(Problem requirements): Produce a word-for-word copy of the listing below without its pictures.

(Extracted material):
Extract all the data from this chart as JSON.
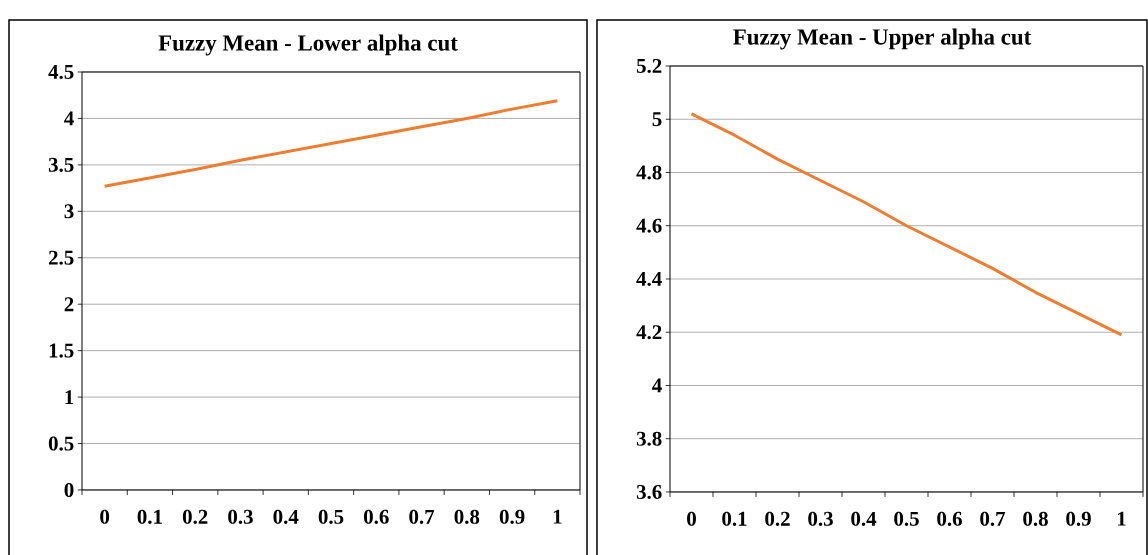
{
  "chart_data": [
    {
      "type": "line",
      "title": "Fuzzy Mean - Lower alpha cut",
      "categories": [
        "0",
        "0.1",
        "0.2",
        "0.3",
        "0.4",
        "0.5",
        "0.6",
        "0.7",
        "0.8",
        "0.9",
        "1"
      ],
      "series": [
        {
          "color": "#ed7d31",
          "values": [
            3.27,
            3.36,
            3.45,
            3.55,
            3.64,
            3.73,
            3.82,
            3.91,
            4.0,
            4.1,
            4.19
          ]
        }
      ],
      "ylim": [
        0,
        4.5
      ],
      "yticks": [
        0,
        0.5,
        1,
        1.5,
        2,
        2.5,
        3,
        3.5,
        4,
        4.5
      ],
      "grid": "y",
      "marker": "none"
    },
    {
      "type": "line",
      "title": "Fuzzy Mean  - Upper alpha cut",
      "categories": [
        "0",
        "0.1",
        "0.2",
        "0.3",
        "0.4",
        "0.5",
        "0.6",
        "0.7",
        "0.8",
        "0.9",
        "1"
      ],
      "series": [
        {
          "color": "#ed7d31",
          "values": [
            5.02,
            4.94,
            4.85,
            4.77,
            4.69,
            4.6,
            4.52,
            4.44,
            4.35,
            4.27,
            4.19
          ]
        }
      ],
      "ylim": [
        3.6,
        5.2
      ],
      "yticks": [
        3.6,
        3.8,
        4,
        4.2,
        4.4,
        4.6,
        4.8,
        5,
        5.2
      ],
      "grid": "y",
      "marker": "none"
    }
  ]
}
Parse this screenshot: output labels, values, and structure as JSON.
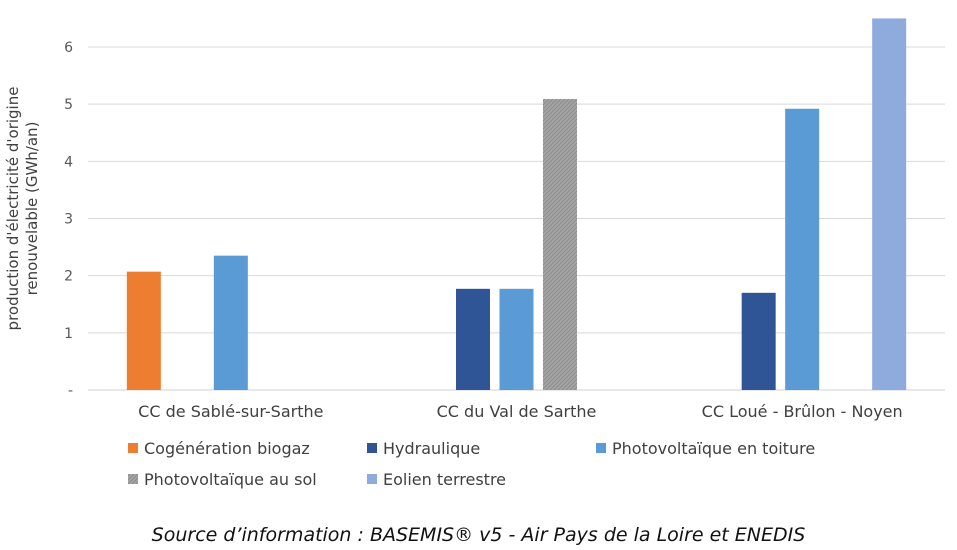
{
  "chart_data": {
    "type": "bar",
    "categories": [
      "CC de Sablé-sur-Sarthe",
      "CC du Val de Sarthe",
      "CC Loué - Brûlon - Noyen"
    ],
    "series": [
      {
        "name": "Cogénération biogaz",
        "color": "#ed7d31",
        "pattern": "solid",
        "values": [
          2.07,
          null,
          null
        ]
      },
      {
        "name": "Hydraulique",
        "color": "#2f5597",
        "pattern": "solid",
        "values": [
          null,
          1.77,
          1.7
        ]
      },
      {
        "name": "Photovoltaïque en toiture",
        "color": "#5b9bd5",
        "pattern": "solid",
        "values": [
          2.35,
          1.77,
          4.92
        ]
      },
      {
        "name": "Photovoltaïque au sol",
        "color": "#a5a5a5",
        "pattern": "hatched",
        "values": [
          null,
          5.09,
          null
        ]
      },
      {
        "name": "Eolien terrestre",
        "color": "#8faadc",
        "pattern": "solid",
        "values": [
          null,
          null,
          6.5
        ]
      }
    ],
    "ylabel_lines": [
      "production d'électricité d'origine",
      "renouvelable (GWh/an)"
    ],
    "ylim": [
      0,
      6.5
    ],
    "yticks": [
      {
        "value": 0,
        "label": "-"
      },
      {
        "value": 1,
        "label": "1"
      },
      {
        "value": 2,
        "label": "2"
      },
      {
        "value": 3,
        "label": "3"
      },
      {
        "value": 4,
        "label": "4"
      },
      {
        "value": 5,
        "label": "5"
      },
      {
        "value": 6,
        "label": "6"
      }
    ],
    "grid": true,
    "legend_position": "bottom"
  },
  "source": "Source d’information : BASEMIS® v5 - Air Pays de la Loire et ENEDIS"
}
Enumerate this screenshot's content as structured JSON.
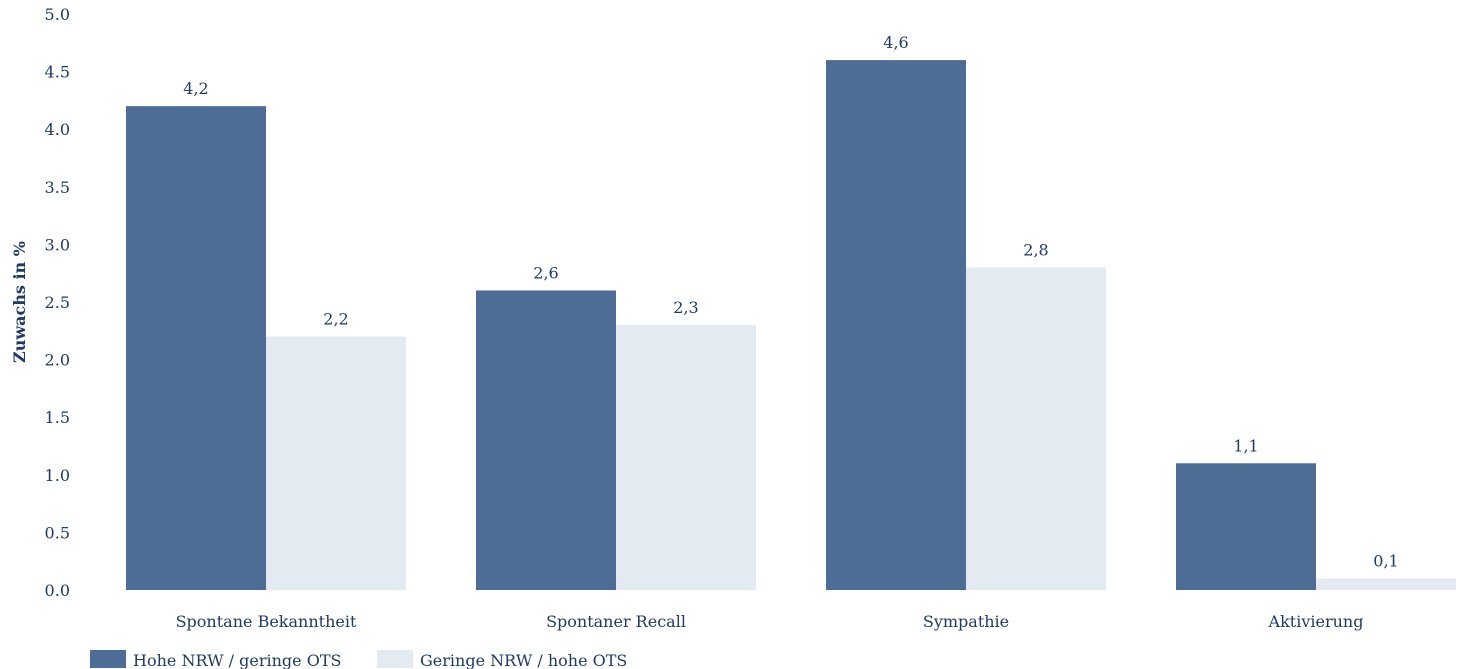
{
  "chart_data": {
    "type": "bar",
    "title": "",
    "xlabel": "",
    "ylabel": "Zuwachs in %",
    "ylim": [
      0,
      5
    ],
    "yticks": [
      "0.0",
      "0.5",
      "1.0",
      "1.5",
      "2.0",
      "2.5",
      "3.0",
      "3.5",
      "4.0",
      "4.5",
      "5.0"
    ],
    "grid": false,
    "legend_position": "bottom-left",
    "categories": [
      "Spontane Bekanntheit",
      "Spontaner Recall",
      "Sympathie",
      "Aktivierung"
    ],
    "series": [
      {
        "name": "Hohe NRW / geringe OTS",
        "color": "#4d6c96",
        "values": [
          4.2,
          2.6,
          4.6,
          1.1
        ],
        "labels": [
          "4,2",
          "2,6",
          "4,6",
          "1,1"
        ]
      },
      {
        "name": "Geringe NRW / hohe OTS",
        "color": "#e3eaf2",
        "values": [
          2.2,
          2.3,
          2.8,
          0.1
        ],
        "labels": [
          "2,2",
          "2,3",
          "2,8",
          "0,1"
        ]
      }
    ]
  }
}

(Written response):
Extract all the data from this chart as JSON.
{
  "chart_data": [
    {
      "type": "line",
      "title": "Fuzzy Mean - Lower alpha cut",
      "categories": [
        "0",
        "0.1",
        "0.2",
        "0.3",
        "0.4",
        "0.5",
        "0.6",
        "0.7",
        "0.8",
        "0.9",
        "1"
      ],
      "series": [
        {
          "color": "#ed7d31",
          "values": [
            3.27,
            3.36,
            3.45,
            3.55,
            3.64,
            3.73,
            3.82,
            3.91,
            4.0,
            4.1,
            4.19
          ]
        }
      ],
      "ylim": [
        0,
        4.5
      ],
      "yticks": [
        0,
        0.5,
        1,
        1.5,
        2,
        2.5,
        3,
        3.5,
        4,
        4.5
      ],
      "grid": "y",
      "marker": "none"
    },
    {
      "type": "line",
      "title": "Fuzzy Mean  - Upper alpha cut",
      "categories": [
        "0",
        "0.1",
        "0.2",
        "0.3",
        "0.4",
        "0.5",
        "0.6",
        "0.7",
        "0.8",
        "0.9",
        "1"
      ],
      "series": [
        {
          "color": "#ed7d31",
          "values": [
            5.02,
            4.94,
            4.85,
            4.77,
            4.69,
            4.6,
            4.52,
            4.44,
            4.35,
            4.27,
            4.19
          ]
        }
      ],
      "ylim": [
        3.6,
        5.2
      ],
      "yticks": [
        3.6,
        3.8,
        4,
        4.2,
        4.4,
        4.6,
        4.8,
        5,
        5.2
      ],
      "grid": "y",
      "marker": "none"
    }
  ]
}
Parse this screenshot: output labels, values, and structure as JSON.
{
  "chart_data": {
    "type": "bar",
    "categories": [
      "CC de Sablé-sur-Sarthe",
      "CC du Val de Sarthe",
      "CC Loué - Brûlon - Noyen"
    ],
    "series": [
      {
        "name": "Cogénération biogaz",
        "color": "#ed7d31",
        "pattern": "solid",
        "values": [
          2.07,
          null,
          null
        ]
      },
      {
        "name": "Hydraulique",
        "color": "#2f5597",
        "pattern": "solid",
        "values": [
          null,
          1.77,
          1.7
        ]
      },
      {
        "name": "Photovoltaïque en toiture",
        "color": "#5b9bd5",
        "pattern": "solid",
        "values": [
          2.35,
          1.77,
          4.92
        ]
      },
      {
        "name": "Photovoltaïque au sol",
        "color": "#a5a5a5",
        "pattern": "hatched",
        "values": [
          null,
          5.09,
          null
        ]
      },
      {
        "name": "Eolien terrestre",
        "color": "#8faadc",
        "pattern": "solid",
        "values": [
          null,
          null,
          6.5
        ]
      }
    ],
    "ylabel_lines": [
      "production d'électricité d'origine",
      "renouvelable (GWh/an)"
    ],
    "ylim": [
      0,
      6.5
    ],
    "yticks": [
      {
        "value": 0,
        "label": "-"
      },
      {
        "value": 1,
        "label": "1"
      },
      {
        "value": 2,
        "label": "2"
      },
      {
        "value": 3,
        "label": "3"
      },
      {
        "value": 4,
        "label": "4"
      },
      {
        "value": 5,
        "label": "5"
      },
      {
        "value": 6,
        "label": "6"
      }
    ],
    "grid": true,
    "legend_position": "bottom"
  },
  "source": "Source d’information : BASEMIS® v5 - Air Pays de la Loire et ENEDIS"
}
Enumerate this screenshot's content as structured JSON.
{
  "chart_data": {
    "type": "bar",
    "title": "",
    "xlabel": "",
    "ylabel": "Zuwachs in %",
    "ylim": [
      0,
      5
    ],
    "yticks": [
      "0.0",
      "0.5",
      "1.0",
      "1.5",
      "2.0",
      "2.5",
      "3.0",
      "3.5",
      "4.0",
      "4.5",
      "5.0"
    ],
    "grid": false,
    "legend_position": "bottom-left",
    "categories": [
      "Spontane Bekanntheit",
      "Spontaner Recall",
      "Sympathie",
      "Aktivierung"
    ],
    "series": [
      {
        "name": "Hohe NRW / geringe OTS",
        "color": "#4d6c96",
        "values": [
          4.2,
          2.6,
          4.6,
          1.1
        ],
        "labels": [
          "4,2",
          "2,6",
          "4,6",
          "1,1"
        ]
      },
      {
        "name": "Geringe NRW / hohe OTS",
        "color": "#e3eaf2",
        "values": [
          2.2,
          2.3,
          2.8,
          0.1
        ],
        "labels": [
          "2,2",
          "2,3",
          "2,8",
          "0,1"
        ]
      }
    ]
  }
}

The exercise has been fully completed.